The request: Exclude all pictures, then copy each of the records exactly as written.

Records for the task:
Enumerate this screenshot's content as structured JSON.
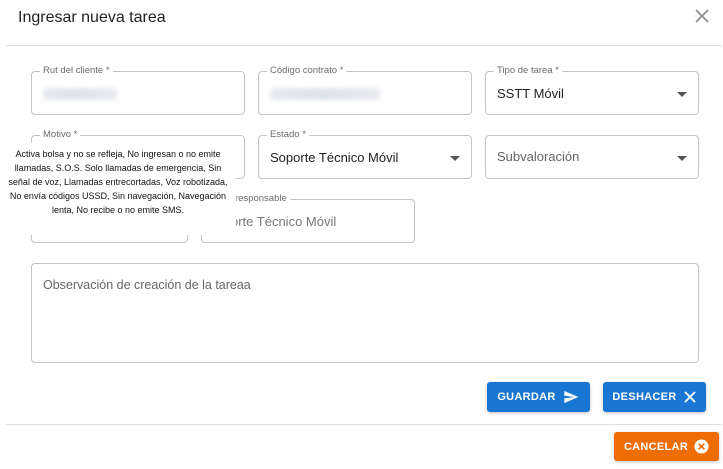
{
  "dialog": {
    "title": "Ingresar nueva tarea"
  },
  "fields": {
    "rut_cliente": {
      "label": "Rut del cliente *"
    },
    "codigo_contrato": {
      "label": "Código contrato *"
    },
    "tipo_tarea": {
      "label": "Tipo de tarea *",
      "value": "SSTT Móvil"
    },
    "motivo": {
      "label": "Motivo *"
    },
    "estado": {
      "label": "Estado *",
      "value": "Soporte Técnico Móvil"
    },
    "subvaloracion": {
      "placeholder": "Subvaloración"
    },
    "area_responsable": {
      "label": "responsable",
      "value": "orte Técnico Móvil"
    },
    "observacion": {
      "placeholder": "Observación de creación de la tareaa"
    }
  },
  "tooltip": {
    "text": "Activa bolsa y no se refleja, No ingresan o no emite llamadas, S.O.S. Solo llamadas de emergencia, Sin señal de voz, Llamadas entrecortadas, Voz robotizada, No envía códigos USSD, Sin navegación, Navegación lenta, No recibe o no emite SMS."
  },
  "buttons": {
    "guardar": "GUARDAR",
    "deshacer": "DESHACER",
    "cancelar": "CANCELAR"
  },
  "colors": {
    "primary": "#1976d2",
    "cancel": "#ef6c00"
  }
}
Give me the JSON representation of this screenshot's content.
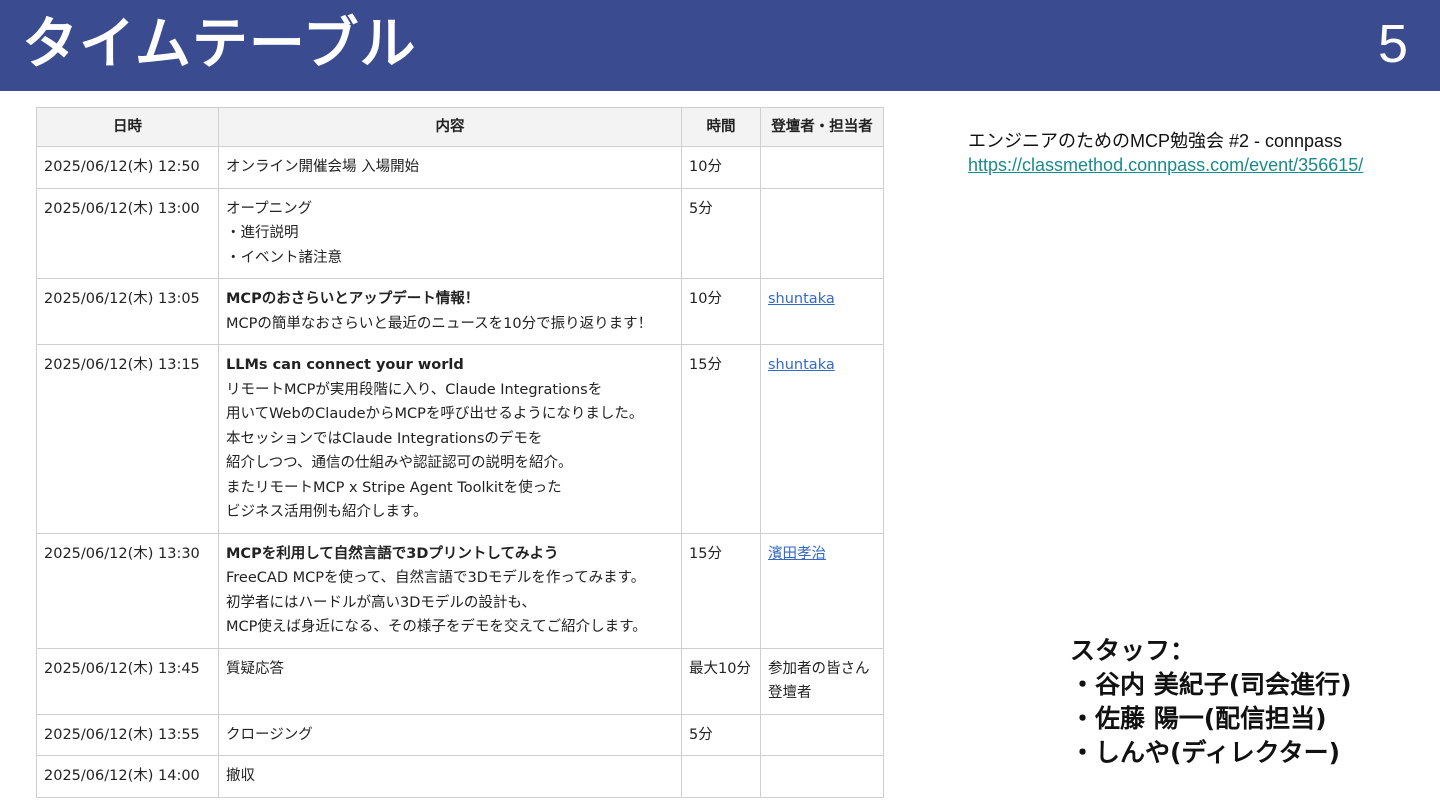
{
  "header": {
    "title": "タイムテーブル",
    "page_number": "5",
    "bg_color": "#3a4b90"
  },
  "table": {
    "headers": [
      "日時",
      "内容",
      "時間",
      "登壇者・担当者"
    ],
    "rows": [
      {
        "datetime": "2025/06/12(木) 12:50",
        "title": "",
        "lines": [
          "オンライン開催会場 入場開始"
        ],
        "duration": "10分",
        "person": ""
      },
      {
        "datetime": "2025/06/12(木) 13:00",
        "title": "",
        "lines": [
          "オープニング",
          "・進行説明",
          "・イベント諸注意"
        ],
        "duration": "5分",
        "person": ""
      },
      {
        "datetime": "2025/06/12(木) 13:05",
        "title": "MCPのおさらいとアップデート情報！",
        "lines": [
          "MCPの簡単なおさらいと最近のニュースを10分で振り返ります！"
        ],
        "duration": "10分",
        "person": "shuntaka"
      },
      {
        "datetime": "2025/06/12(木) 13:15",
        "title": "LLMs can connect your world",
        "lines": [
          "リモートMCPが実用段階に入り、Claude Integrationsを",
          "用いてWebのClaudeからMCPを呼び出せるようになりました。",
          "本セッションではClaude Integrationsのデモを",
          "紹介しつつ、通信の仕組みや認証認可の説明を紹介。",
          "またリモートMCP x Stripe Agent Toolkitを使った",
          "ビジネス活用例も紹介します。"
        ],
        "duration": "15分",
        "person": "shuntaka"
      },
      {
        "datetime": "2025/06/12(木) 13:30",
        "title": "MCPを利用して自然言語で3Dプリントしてみよう",
        "lines": [
          "FreeCAD MCPを使って、自然言語で3Dモデルを作ってみます。",
          "初学者にはハードルが高い3Dモデルの設計も、",
          "MCP使えば身近になる、その様子をデモを交えてご紹介します。"
        ],
        "duration": "15分",
        "person": "濱田孝治"
      },
      {
        "datetime": "2025/06/12(木) 13:45",
        "title": "",
        "lines": [
          "質疑応答"
        ],
        "duration": "最大10分",
        "person": "参加者の皆さん\n登壇者"
      },
      {
        "datetime": "2025/06/12(木) 13:55",
        "title": "",
        "lines": [
          "クロージング"
        ],
        "duration": "5分",
        "person": ""
      },
      {
        "datetime": "2025/06/12(木) 14:00",
        "title": "",
        "lines": [
          "撤収"
        ],
        "duration": "",
        "person": ""
      }
    ]
  },
  "event": {
    "title": "エンジニアのためのMCP勉強会 #2 - connpass",
    "url": "https://classmethod.connpass.com/event/356615/"
  },
  "staff": {
    "heading": "スタッフ：",
    "members": [
      "・谷内 美紀子(司会進行)",
      "・佐藤 陽一(配信担当)",
      "・しんや(ディレクター)"
    ]
  },
  "colors": {
    "link": "#3469c4",
    "url": "#1a8b8b",
    "header_cell": "#f3f3f3"
  }
}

Written response:
Enumerate this screenshot's content as structured JSON.
{
  "dialog": {
    "title": "Ingresar nueva tarea"
  },
  "fields": {
    "rut_cliente": {
      "label": "Rut del cliente *"
    },
    "codigo_contrato": {
      "label": "Código contrato *"
    },
    "tipo_tarea": {
      "label": "Tipo de tarea *",
      "value": "SSTT Móvil"
    },
    "motivo": {
      "label": "Motivo *"
    },
    "estado": {
      "label": "Estado *",
      "value": "Soporte Técnico Móvil"
    },
    "subvaloracion": {
      "placeholder": "Subvaloración"
    },
    "area_responsable": {
      "label": "responsable",
      "value": "orte Técnico Móvil"
    },
    "observacion": {
      "placeholder": "Observación de creación de la tareaa"
    }
  },
  "tooltip": {
    "text": "Activa bolsa y no se refleja, No ingresan o no emite llamadas, S.O.S. Solo llamadas de emergencia, Sin señal de voz, Llamadas entrecortadas, Voz robotizada, No envía códigos USSD, Sin navegación, Navegación lenta, No recibe o no emite SMS."
  },
  "buttons": {
    "guardar": "GUARDAR",
    "deshacer": "DESHACER",
    "cancelar": "CANCELAR"
  },
  "colors": {
    "primary": "#1976d2",
    "cancel": "#ef6c00"
  }
}
Give me the JSON representation of this screenshot's content.
{
  "header": {
    "title": "タイムテーブル",
    "page_number": "5",
    "bg_color": "#3a4b90"
  },
  "table": {
    "headers": [
      "日時",
      "内容",
      "時間",
      "登壇者・担当者"
    ],
    "rows": [
      {
        "datetime": "2025/06/12(木) 12:50",
        "title": "",
        "lines": [
          "オンライン開催会場 入場開始"
        ],
        "duration": "10分",
        "person": ""
      },
      {
        "datetime": "2025/06/12(木) 13:00",
        "title": "",
        "lines": [
          "オープニング",
          "・進行説明",
          "・イベント諸注意"
        ],
        "duration": "5分",
        "person": ""
      },
      {
        "datetime": "2025/06/12(木) 13:05",
        "title": "MCPのおさらいとアップデート情報！",
        "lines": [
          "MCPの簡単なおさらいと最近のニュースを10分で振り返ります！"
        ],
        "duration": "10分",
        "person": "shuntaka"
      },
      {
        "datetime": "2025/06/12(木) 13:15",
        "title": "LLMs can connect your world",
        "lines": [
          "リモートMCPが実用段階に入り、Claude Integrationsを",
          "用いてWebのClaudeからMCPを呼び出せるようになりました。",
          "本セッションではClaude Integrationsのデモを",
          "紹介しつつ、通信の仕組みや認証認可の説明を紹介。",
          "またリモートMCP x Stripe Agent Toolkitを使った",
          "ビジネス活用例も紹介します。"
        ],
        "duration": "15分",
        "person": "shuntaka"
      },
      {
        "datetime": "2025/06/12(木) 13:30",
        "title": "MCPを利用して自然言語で3Dプリントしてみよう",
        "lines": [
          "FreeCAD MCPを使って、自然言語で3Dモデルを作ってみます。",
          "初学者にはハードルが高い3Dモデルの設計も、",
          "MCP使えば身近になる、その様子をデモを交えてご紹介します。"
        ],
        "duration": "15分",
        "person": "濱田孝治"
      },
      {
        "datetime": "2025/06/12(木) 13:45",
        "title": "",
        "lines": [
          "質疑応答"
        ],
        "duration": "最大10分",
        "person": "参加者の皆さん\n登壇者"
      },
      {
        "datetime": "2025/06/12(木) 13:55",
        "title": "",
        "lines": [
          "クロージング"
        ],
        "duration": "5分",
        "person": ""
      },
      {
        "datetime": "2025/06/12(木) 14:00",
        "title": "",
        "lines": [
          "撤収"
        ],
        "duration": "",
        "person": ""
      }
    ]
  },
  "event": {
    "title": "エンジニアのためのMCP勉強会 #2 - connpass",
    "url": "https://classmethod.connpass.com/event/356615/"
  },
  "staff": {
    "heading": "スタッフ：",
    "members": [
      "・谷内 美紀子(司会進行)",
      "・佐藤 陽一(配信担当)",
      "・しんや(ディレクター)"
    ]
  },
  "colors": {
    "link": "#3469c4",
    "url": "#1a8b8b",
    "header_cell": "#f3f3f3"
  }
}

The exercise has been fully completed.